== INPUT DATA
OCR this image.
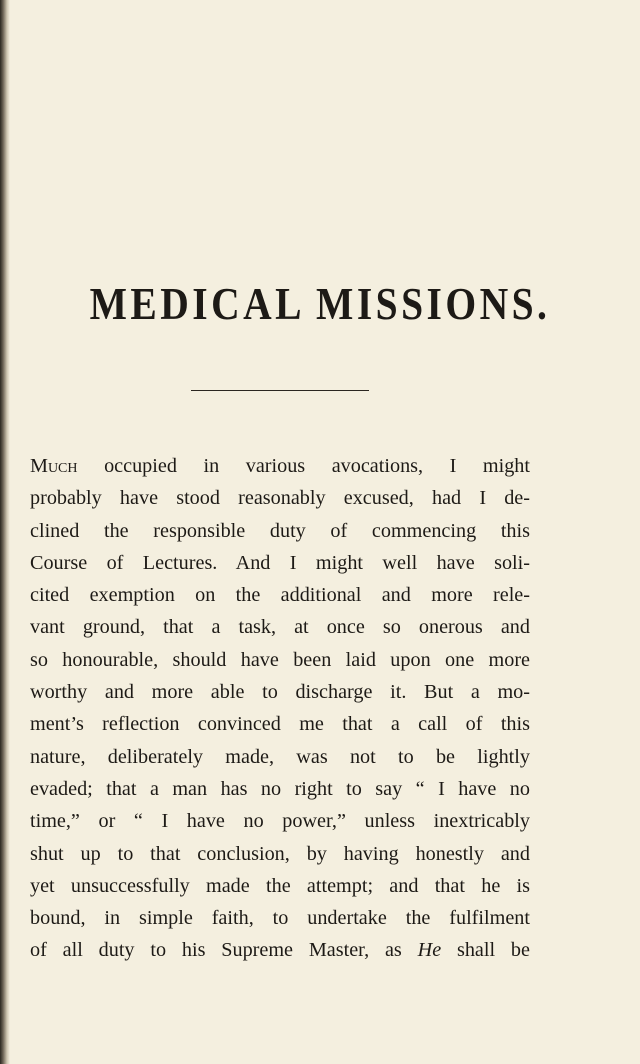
MEDICAL MISSIONS.
Much occupied in various avocations, I might
probably have stood reasonably excused, had I de-
clined the responsible duty of commencing this
Course of Lectures. And I might well have soli-
cited exemption on the additional and more rele-
vant ground, that a task, at once so onerous and
so honourable, should have been laid upon one more
worthy and more able to discharge it. But a mo-
ment’s reflection convinced me that a call of this
nature, deliberately made, was not to be lightly
evaded; that a man has no right to say “ I have no
time,” or “ I have no power,” unless inextricably
shut up to that conclusion, by having honestly and
yet unsuccessfully made the attempt; and that he is
bound, in simple faith, to undertake the fulfilment
of all duty to his Supreme Master, as He shall be
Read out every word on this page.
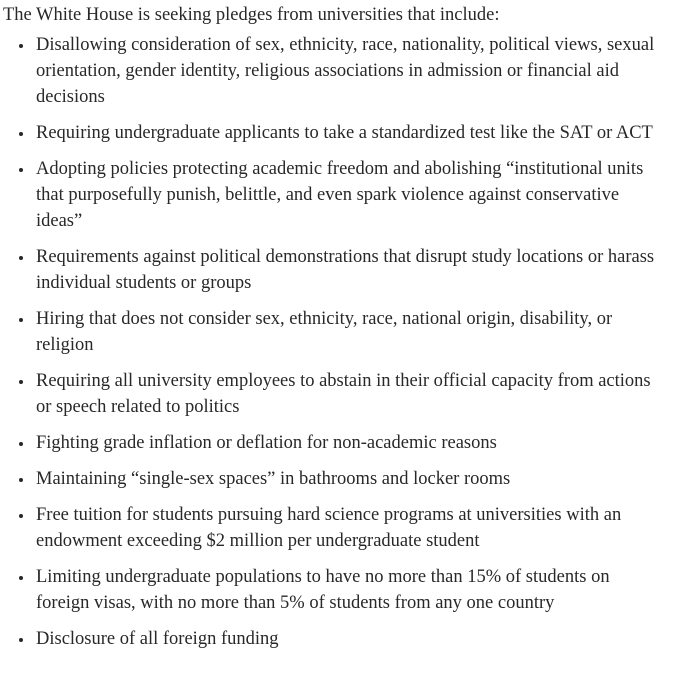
The White House is seeking pledges from universities that include:

• Disallowing consideration of sex, ethnicity, race, nationality, political views, sexual orientation, gender identity, religious associations in admission or financial aid decisions
• Requiring undergraduate applicants to take a standardized test like the SAT or ACT
• Adopting policies protecting academic freedom and abolishing “institutional units that purposefully punish, belittle, and even spark violence against conservative ideas”
• Requirements against political demonstrations that disrupt study locations or harass individual students or groups
• Hiring that does not consider sex, ethnicity, race, national origin, disability, or religion
• Requiring all university employees to abstain in their official capacity from actions or speech related to politics
• Fighting grade inflation or deflation for non-academic reasons
• Maintaining “single-sex spaces” in bathrooms and locker rooms
• Free tuition for students pursuing hard science programs at universities with an endowment exceeding $2 million per undergraduate student
• Limiting undergraduate populations to have no more than 15% of students on foreign visas, with no more than 5% of students from any one country
• Disclosure of all foreign funding
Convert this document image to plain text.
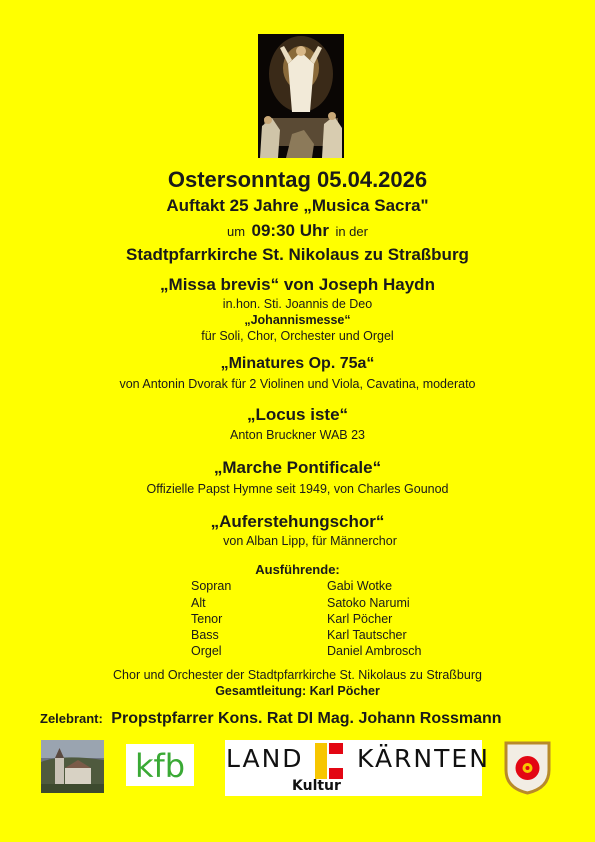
Ostersonntag 05.04.2026
Auftakt 25 Jahre „Musica Sacra"
um 09:30 Uhr in der
Stadtpfarrkirche St. Nikolaus zu Straßburg
„Missa brevis“ von Joseph Haydn
in.hon. Sti. Joannis de Deo
„Johannismesse“
für Soli, Chor, Orchester und Orgel
„Minatures Op. 75a“
von Antonin Dvorak für 2 Violinen und Viola, Cavatina, moderato
„Locus iste“
Anton Bruckner WAB 23
„Marche Pontificale“
Offizielle Papst Hymne seit 1949, von Charles Gounod
„Auferstehungschor“
von Alban Lipp, für Männerchor
Ausführende:
Sopran	Gabi Wotke
Alt	Satoko Narumi
Tenor	Karl Pöcher
Bass	Karl Tautscher
Orgel	Daniel Ambrosch
Chor und Orchester der Stadtpfarrkirche St. Nikolaus zu Straßburg
Gesamtleitung: Karl Pöcher
Zelebrant: Propstpfarrer Kons. Rat DI Mag. Johann Rossmann
kfb LAND KÄRNTEN
Kultur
====
## GIVEN INSTRUCTION
Transcribe the entries above verbatim, omitting their pictures.

## RIGHT ANSWER
OCR this image.
MEDICAL MISSIONS.
Much occupied in various avocations, I might
probably have stood reasonably excused, had I de-
clined the responsible duty of commencing this
Course of Lectures. And I might well have soli-
cited exemption on the additional and more rele-
vant ground, that a task, at once so onerous and
so honourable, should have been laid upon one more
worthy and more able to discharge it. But a mo-
ment’s reflection convinced me that a call of this
nature, deliberately made, was not to be lightly
evaded; that a man has no right to say “ I have no
time,” or “ I have no power,” unless inextricably
shut up to that conclusion, by having honestly and
yet unsuccessfully made the attempt; and that he is
bound, in simple faith, to undertake the fulfilment
of all duty to his Supreme Master, as He shall be
Read out every word on this page.
The White House is seeking pledges from universities that include:

• Disallowing consideration of sex, ethnicity, race, nationality, political views, sexual orientation, gender identity, religious associations in admission or financial aid decisions
• Requiring undergraduate applicants to take a standardized test like the SAT or ACT
• Adopting policies protecting academic freedom and abolishing “institutional units that purposefully punish, belittle, and even spark violence against conservative ideas”
• Requirements against political demonstrations that disrupt study locations or harass individual students or groups
• Hiring that does not consider sex, ethnicity, race, national origin, disability, or religion
• Requiring all university employees to abstain in their official capacity from actions or speech related to politics
• Fighting grade inflation or deflation for non-academic reasons
• Maintaining “single-sex spaces” in bathrooms and locker rooms
• Free tuition for students pursuing hard science programs at universities with an endowment exceeding $2 million per undergraduate student
• Limiting undergraduate populations to have no more than 15% of students on foreign visas, with no more than 5% of students from any one country
• Disclosure of all foreign funding
Convert this document image to plain text.
Ostersonntag 05.04.2026
Auftakt 25 Jahre „Musica Sacra"
um 09:30 Uhr in der
Stadtpfarrkirche St. Nikolaus zu Straßburg
„Missa brevis“ von Joseph Haydn
in.hon. Sti. Joannis de Deo
„Johannismesse“
für Soli, Chor, Orchester und Orgel
„Minatures Op. 75a“
von Antonin Dvorak für 2 Violinen und Viola, Cavatina, moderato
„Locus iste“
Anton Bruckner WAB 23
„Marche Pontificale“
Offizielle Papst Hymne seit 1949, von Charles Gounod
„Auferstehungschor“
von Alban Lipp, für Männerchor
Ausführende:
Sopran	Gabi Wotke
Alt	Satoko Narumi
Tenor	Karl Pöcher
Bass	Karl Tautscher
Orgel	Daniel Ambrosch
Chor und Orchester der Stadtpfarrkirche St. Nikolaus zu Straßburg
Gesamtleitung: Karl Pöcher
Zelebrant: Propstpfarrer Kons. Rat DI Mag. Johann Rossmann
kfb LAND KÄRNTEN
Kultur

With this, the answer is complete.